** Start of Data provided **

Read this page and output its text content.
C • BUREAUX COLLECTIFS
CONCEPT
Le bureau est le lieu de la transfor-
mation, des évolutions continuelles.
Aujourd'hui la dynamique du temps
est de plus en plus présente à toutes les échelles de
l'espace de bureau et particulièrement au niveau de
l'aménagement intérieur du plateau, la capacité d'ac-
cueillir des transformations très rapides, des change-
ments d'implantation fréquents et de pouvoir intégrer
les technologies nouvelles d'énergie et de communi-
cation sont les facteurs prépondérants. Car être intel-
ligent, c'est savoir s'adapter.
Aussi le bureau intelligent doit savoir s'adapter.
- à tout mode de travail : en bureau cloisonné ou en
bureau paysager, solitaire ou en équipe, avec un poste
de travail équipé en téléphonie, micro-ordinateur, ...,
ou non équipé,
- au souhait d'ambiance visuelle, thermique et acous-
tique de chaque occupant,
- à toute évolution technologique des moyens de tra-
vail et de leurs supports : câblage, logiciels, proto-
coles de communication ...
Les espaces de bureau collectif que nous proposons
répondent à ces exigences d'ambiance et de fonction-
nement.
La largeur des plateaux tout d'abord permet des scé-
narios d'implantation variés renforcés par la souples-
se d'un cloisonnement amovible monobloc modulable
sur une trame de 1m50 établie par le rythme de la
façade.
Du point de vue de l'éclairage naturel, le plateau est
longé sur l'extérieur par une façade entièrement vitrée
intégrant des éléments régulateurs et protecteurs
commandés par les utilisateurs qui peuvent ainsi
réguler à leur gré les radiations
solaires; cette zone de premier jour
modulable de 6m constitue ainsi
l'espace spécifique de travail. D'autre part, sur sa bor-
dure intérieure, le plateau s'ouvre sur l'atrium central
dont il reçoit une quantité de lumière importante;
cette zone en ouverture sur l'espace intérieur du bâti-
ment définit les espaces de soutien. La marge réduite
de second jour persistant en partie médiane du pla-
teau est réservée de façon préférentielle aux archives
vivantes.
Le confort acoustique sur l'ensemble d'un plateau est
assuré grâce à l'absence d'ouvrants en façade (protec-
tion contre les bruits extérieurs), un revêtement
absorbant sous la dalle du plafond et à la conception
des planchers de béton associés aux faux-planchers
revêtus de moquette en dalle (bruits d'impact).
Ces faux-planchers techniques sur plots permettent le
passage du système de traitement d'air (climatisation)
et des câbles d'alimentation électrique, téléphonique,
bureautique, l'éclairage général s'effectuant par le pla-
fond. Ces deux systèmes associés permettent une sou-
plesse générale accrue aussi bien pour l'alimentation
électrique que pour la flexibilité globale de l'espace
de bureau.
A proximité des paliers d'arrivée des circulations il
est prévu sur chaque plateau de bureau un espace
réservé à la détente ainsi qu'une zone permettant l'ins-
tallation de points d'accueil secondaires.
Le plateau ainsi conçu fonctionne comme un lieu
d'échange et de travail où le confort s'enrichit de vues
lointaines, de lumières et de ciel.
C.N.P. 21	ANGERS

** End of Data provided **
** Start of Data provided **

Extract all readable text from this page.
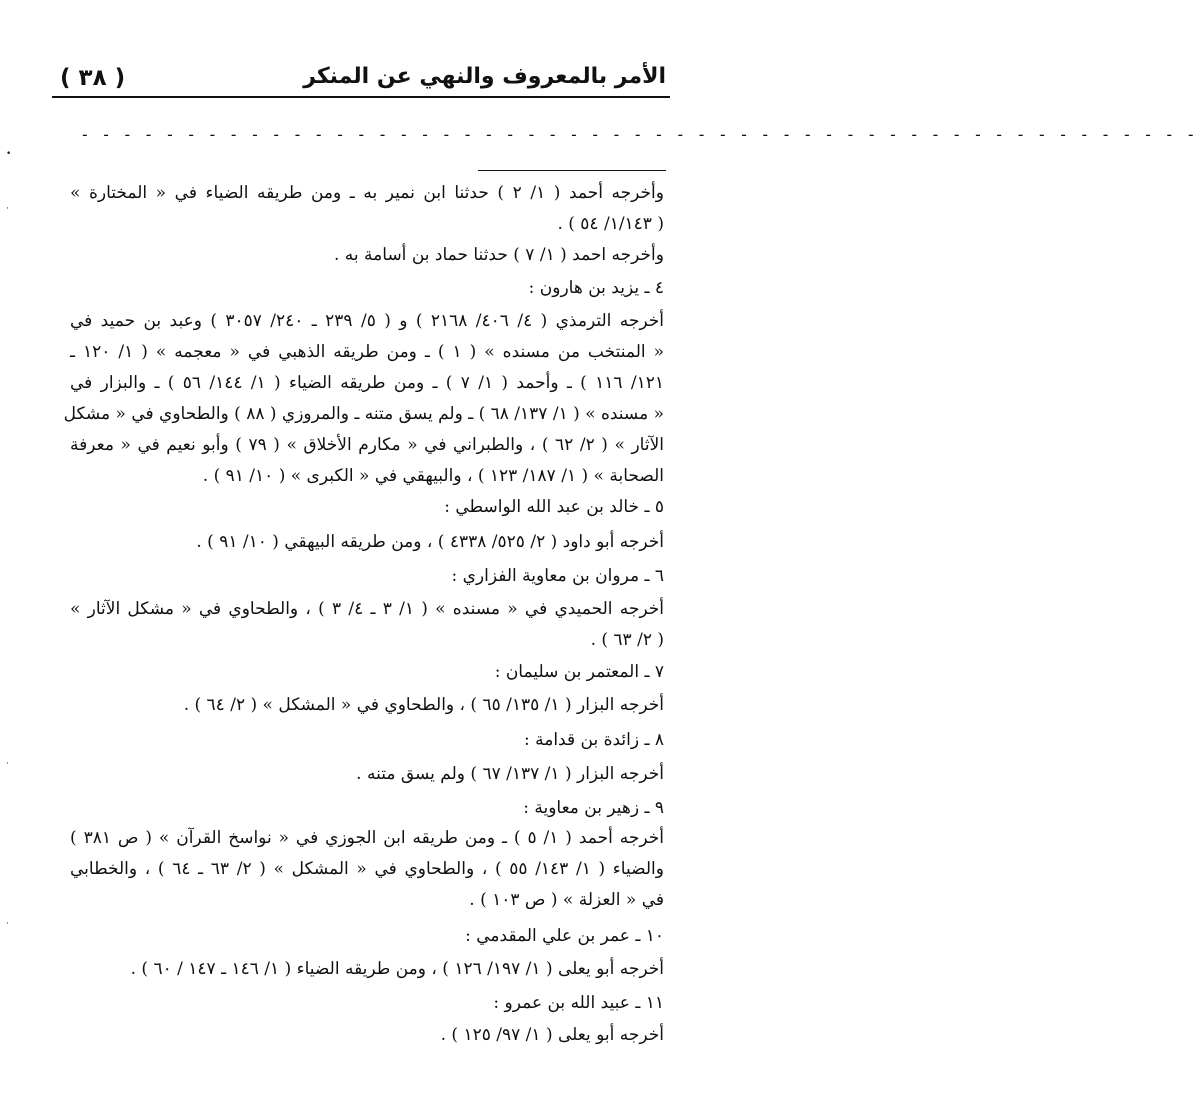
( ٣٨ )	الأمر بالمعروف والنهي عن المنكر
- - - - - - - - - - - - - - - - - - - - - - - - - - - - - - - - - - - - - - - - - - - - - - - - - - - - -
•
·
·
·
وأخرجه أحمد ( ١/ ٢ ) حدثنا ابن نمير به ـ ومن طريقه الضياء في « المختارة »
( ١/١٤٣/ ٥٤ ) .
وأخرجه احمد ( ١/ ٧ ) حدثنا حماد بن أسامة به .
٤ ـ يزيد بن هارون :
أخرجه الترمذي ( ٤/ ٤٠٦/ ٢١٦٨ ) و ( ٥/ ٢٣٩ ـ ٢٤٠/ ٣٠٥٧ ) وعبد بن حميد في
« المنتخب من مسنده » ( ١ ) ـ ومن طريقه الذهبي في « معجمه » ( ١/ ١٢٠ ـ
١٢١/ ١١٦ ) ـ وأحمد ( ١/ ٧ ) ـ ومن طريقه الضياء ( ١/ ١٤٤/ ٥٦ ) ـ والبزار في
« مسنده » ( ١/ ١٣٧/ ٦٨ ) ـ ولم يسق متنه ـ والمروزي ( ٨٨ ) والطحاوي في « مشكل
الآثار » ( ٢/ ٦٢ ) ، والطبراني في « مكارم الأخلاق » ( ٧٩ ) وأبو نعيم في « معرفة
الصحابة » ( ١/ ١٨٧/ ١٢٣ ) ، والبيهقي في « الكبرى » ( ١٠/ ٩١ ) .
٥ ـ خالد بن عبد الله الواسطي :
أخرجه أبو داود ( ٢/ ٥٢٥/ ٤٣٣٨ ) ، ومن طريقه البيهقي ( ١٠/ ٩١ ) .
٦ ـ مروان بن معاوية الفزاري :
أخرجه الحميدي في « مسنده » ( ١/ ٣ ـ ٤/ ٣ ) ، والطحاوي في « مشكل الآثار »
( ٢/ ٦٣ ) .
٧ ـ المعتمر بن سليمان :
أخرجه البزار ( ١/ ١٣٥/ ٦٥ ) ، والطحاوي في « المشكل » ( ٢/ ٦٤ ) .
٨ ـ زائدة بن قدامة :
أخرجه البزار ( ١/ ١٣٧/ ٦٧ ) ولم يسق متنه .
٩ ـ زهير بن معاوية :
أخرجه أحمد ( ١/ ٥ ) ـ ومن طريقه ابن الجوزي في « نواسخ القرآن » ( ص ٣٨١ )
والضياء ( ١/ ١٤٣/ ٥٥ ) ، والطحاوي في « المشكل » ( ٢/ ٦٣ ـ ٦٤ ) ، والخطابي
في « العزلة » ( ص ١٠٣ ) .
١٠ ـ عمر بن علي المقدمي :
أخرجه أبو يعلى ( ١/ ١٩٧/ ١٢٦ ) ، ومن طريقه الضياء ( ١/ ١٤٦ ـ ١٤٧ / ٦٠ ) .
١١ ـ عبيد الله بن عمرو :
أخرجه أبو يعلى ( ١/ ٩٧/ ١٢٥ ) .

** End of Data provided **

- **Exercise details**
Pull every line holding "associés" out of the records.

- **Task output**
des planchers de béton associés aux faux-planchers
fond. Ces deux systèmes associés permettent une sou-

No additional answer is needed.